**Requirement**
Go through the entries below and copy each line containing the word "City".

++++++++++++++++++++

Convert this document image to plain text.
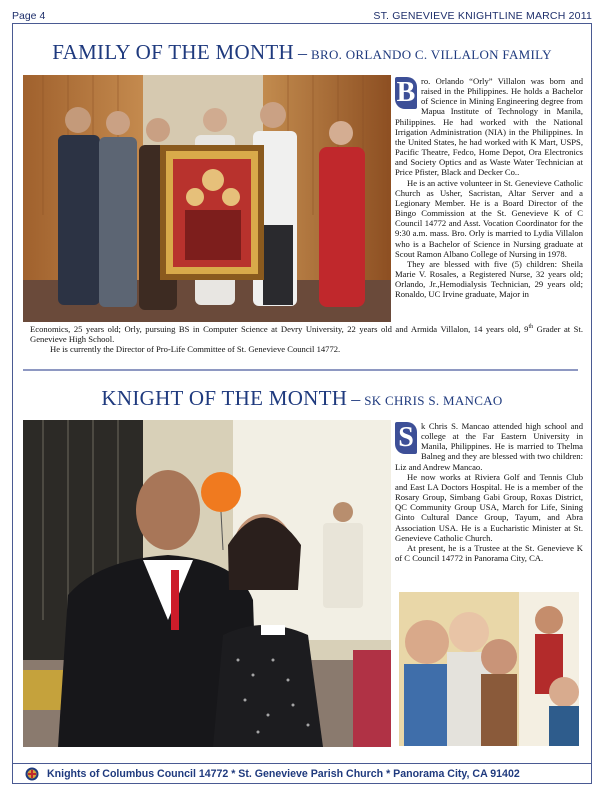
Page 4	ST. GENEVIEVE KNIGHTLINE MARCH 2011
FAMILY OF THE MONTH – BRO. ORLANDO C. VILLALON FAMILY
B ro. Orlando “Orly” Villalon was born and raised in the Philippines. He holds a Bachelor of Science in Mining Engineering degree from Mapua Institute of Technology in Manila, Philippines. He had worked with the National Irrigation Administration (NIA) in the Philippines. In the United States, he had worked with K Mart, USPS, Pacific Theatre, Fedco, Home Depot, Ora Electronics and Society Optics and as Waste Water Technician at Price Pfister, Black and Decker Co..

He is an active volunteer in St. Genevieve Catholic Church as Usher, Sacristan, Altar Server and a Legionary Member. He is a Board Director of the Bingo Commission at the St. Genevieve K of C Council 14772 and Asst. Vocation Coordinator for the 9:30 a.m. mass. Bro. Orly is married to Lydia Villalon who is a Bachelor of Science in Nursing graduate at Scout Ramon Albano College of Nursing in 1978.

They are blessed with five (5) children: Sheila Marie V. Rosales, a Registered Nurse, 32 years old; Orlando, Jr.,Hemodialysis Technician, 29 years old; Ronaldo, UC Irvine graduate, Major in

Economics, 25 years old; Orly, pursuing BS in Computer Science at Devry University, 22 years old and Armida Villalon, 14 years old, 9th Grader at St. Genevieve High School.

He is currently the Director of Pro-Life Committee of St. Genevieve Council 14772.

KNIGHT OF THE MONTH – SK CHRIS S. MANCAO
S k Chris S. Mancao attended high school and college at the Far Eastern University in Manila, Philippines. He is married to Thelma Balneg and they are blessed with two children: Liz and Andrew Mancao.

He now works at Riviera Golf and Tennis Club and East LA Doctors Hospital. He is a member of the Rosary Group, Simbang Gabi Group, Roxas District, QC Community Group USA, March for Life, Sining Ginto Cultural Dance Group, Tayum, and Abra Association USA. He is a Eucharistic Minister at St. Genevieve Catholic Church.

At present, he is a Trustee at the St. Genevieve K of C Council 14772 in Panorama City, CA.

Knights of Columbus Council 14772 * St. Genevieve Parish Church * Panorama City, CA 91402
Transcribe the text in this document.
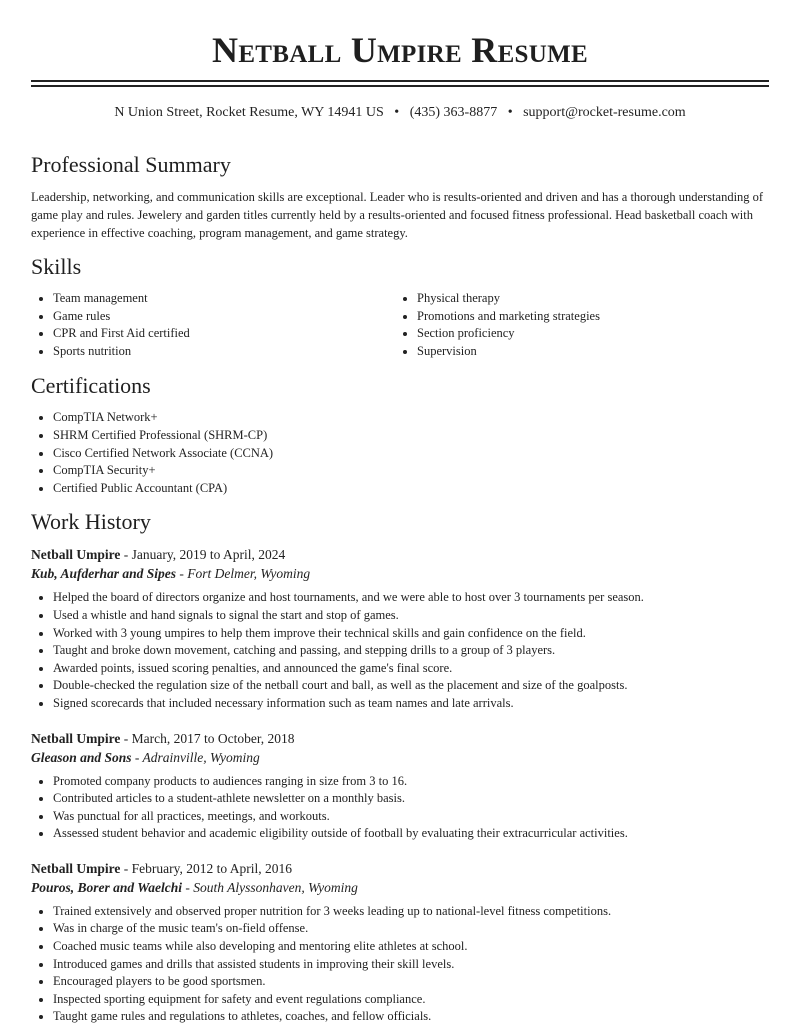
Netball Umpire Resume
N Union Street, Rocket Resume, WY 14941 US • (435) 363-8877 • support@rocket-resume.com
Professional Summary

Leadership, networking, and communication skills are exceptional. Leader who is results-oriented and driven and has a thorough understanding of game play and rules. Jewelery and garden titles currently held by a results-oriented and focused fitness professional. Head basketball coach with experience in effective coaching, program management, and game strategy.

Skills
• Team management
• Game rules
• CPR and First Aid certified
• Sports nutrition
• Physical therapy
• Promotions and marketing strategies
• Section proficiency
• Supervision
Certifications
• CompTIA Network+
• SHRM Certified Professional (SHRM-CP)
• Cisco Certified Network Associate (CCNA)
• CompTIA Security+
• Certified Public Accountant (CPA)
Work History
Netball Umpire - January, 2019 to April, 2024
Kub, Aufderhar and Sipes - Fort Delmer, Wyoming
• Helped the board of directors organize and host tournaments, and we were able to host over 3 tournaments per season.
• Used a whistle and hand signals to signal the start and stop of games.
• Worked with 3 young umpires to help them improve their technical skills and gain confidence on the field.
• Taught and broke down movement, catching and passing, and stepping drills to a group of 3 players.
• Awarded points, issued scoring penalties, and announced the game's final score.
• Double-checked the regulation size of the netball court and ball, as well as the placement and size of the goalposts.
• Signed scorecards that included necessary information such as team names and late arrivals.
Netball Umpire - March, 2017 to October, 2018
Gleason and Sons - Adrainville, Wyoming
• Promoted company products to audiences ranging in size from 3 to 16.
• Contributed articles to a student-athlete newsletter on a monthly basis.
• Was punctual for all practices, meetings, and workouts.
• Assessed student behavior and academic eligibility outside of football by evaluating their extracurricular activities.
Netball Umpire - February, 2012 to April, 2016
Pouros, Borer and Waelchi - South Alyssonhaven, Wyoming
• Trained extensively and observed proper nutrition for 3 weeks leading up to national-level fitness competitions.
• Was in charge of the music team's on-field offense.
• Coached music teams while also developing and mentoring elite athletes at school.
• Introduced games and drills that assisted students in improving their skill levels.
• Encouraged players to be good sportsmen.
• Inspected sporting equipment for safety and event regulations compliance.
• Taught game rules and regulations to athletes, coaches, and fellow officials.
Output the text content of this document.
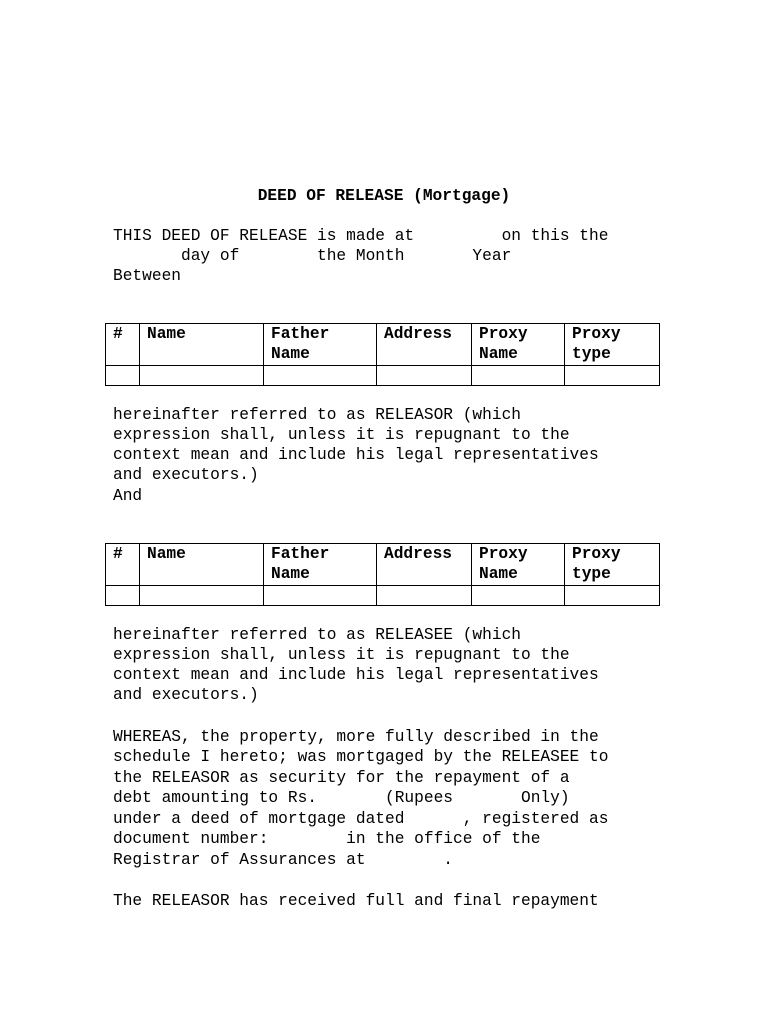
DEED OF RELEASE (Mortgage)
THIS DEED OF RELEASE is made at         on this the
day of        the Month       Year
Between
#	Name	Father Name	Address	Proxy Name	Proxy type

hereinafter referred to as RELEASOR (which
expression shall, unless it is repugnant to the
context mean and include his legal representatives
and executors.)
And
#	Name	Father Name	Address	Proxy Name	Proxy type

hereinafter referred to as RELEASEE (which
expression shall, unless it is repugnant to the
context mean and include his legal representatives
and executors.)
WHEREAS, the property, more fully described in the
schedule I hereto; was mortgaged by the RELEASEE to
the RELEASOR as security for the repayment of a
debt amounting to Rs.       (Rupees       Only)
under a deed of mortgage dated      , registered as
document number:        in the office of the
Registrar of Assurances at        .
The RELEASOR has received full and final repayment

++++++++++++++++++++

**Task output**
At present, he is a Trustee at the St. Genevieve K of C Council 14772 in Panorama City, CA.
Knights of Columbus Council 14772 * St. Genevieve Parish Church * Panorama City, CA 91402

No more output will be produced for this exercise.